*What the task requires*
Copy all of the material below exactly.

*Excerpted data*
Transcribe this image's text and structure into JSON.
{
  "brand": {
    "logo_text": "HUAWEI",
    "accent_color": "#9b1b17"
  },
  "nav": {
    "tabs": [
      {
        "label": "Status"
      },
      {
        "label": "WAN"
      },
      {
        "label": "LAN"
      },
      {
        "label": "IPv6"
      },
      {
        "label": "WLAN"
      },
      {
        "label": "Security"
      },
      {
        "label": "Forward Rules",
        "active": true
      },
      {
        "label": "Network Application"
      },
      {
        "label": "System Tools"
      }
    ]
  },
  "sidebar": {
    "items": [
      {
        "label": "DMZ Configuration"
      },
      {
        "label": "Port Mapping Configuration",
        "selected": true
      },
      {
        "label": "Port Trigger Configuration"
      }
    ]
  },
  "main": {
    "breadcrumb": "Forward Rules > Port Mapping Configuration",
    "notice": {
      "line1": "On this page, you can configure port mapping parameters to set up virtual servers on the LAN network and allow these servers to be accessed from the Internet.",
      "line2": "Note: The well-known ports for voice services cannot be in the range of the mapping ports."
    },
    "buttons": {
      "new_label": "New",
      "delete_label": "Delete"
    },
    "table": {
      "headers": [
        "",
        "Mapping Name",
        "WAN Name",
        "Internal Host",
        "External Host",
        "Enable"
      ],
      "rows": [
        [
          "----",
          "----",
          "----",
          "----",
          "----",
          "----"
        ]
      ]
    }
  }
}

*Answer for the task*
Transcribe this image's text and structure into JSON.
{
  "brand": {
    "logo_text": "HUAWEI",
    "accent_color": "#9b1b17"
  },
  "nav": {
    "tabs": [
      {
        "label": "Status"
      },
      {
        "label": "WAN"
      },
      {
        "label": "LAN"
      },
      {
        "label": "IPv6"
      },
      {
        "label": "WLAN"
      },
      {
        "label": "Security"
      },
      {
        "label": "Forward Rules",
        "active": true
      },
      {
        "label": "Network Application"
      },
      {
        "label": "System Tools"
      }
    ]
  },
  "sidebar": {
    "items": [
      {
        "label": "DMZ Configuration"
      },
      {
        "label": "Port Mapping Configuration",
        "selected": true
      },
      {
        "label": "Port Trigger Configuration"
      }
    ]
  },
  "main": {
    "breadcrumb": "Forward Rules > Port Mapping Configuration",
    "notice": {
      "line1": "On this page, you can configure port mapping parameters to set up virtual servers on the LAN network and allow these servers to be accessed from the Internet.",
      "line2": "Note: The well-known ports for voice services cannot be in the range of the mapping ports."
    },
    "buttons": {
      "new_label": "New",
      "delete_label": "Delete"
    },
    "table": {
      "headers": [
        "",
        "Mapping Name",
        "WAN Name",
        "Internal Host",
        "External Host",
        "Enable"
      ],
      "rows": [
        [
          "----",
          "----",
          "----",
          "----",
          "----",
          "----"
        ]
      ]
    }
  }
}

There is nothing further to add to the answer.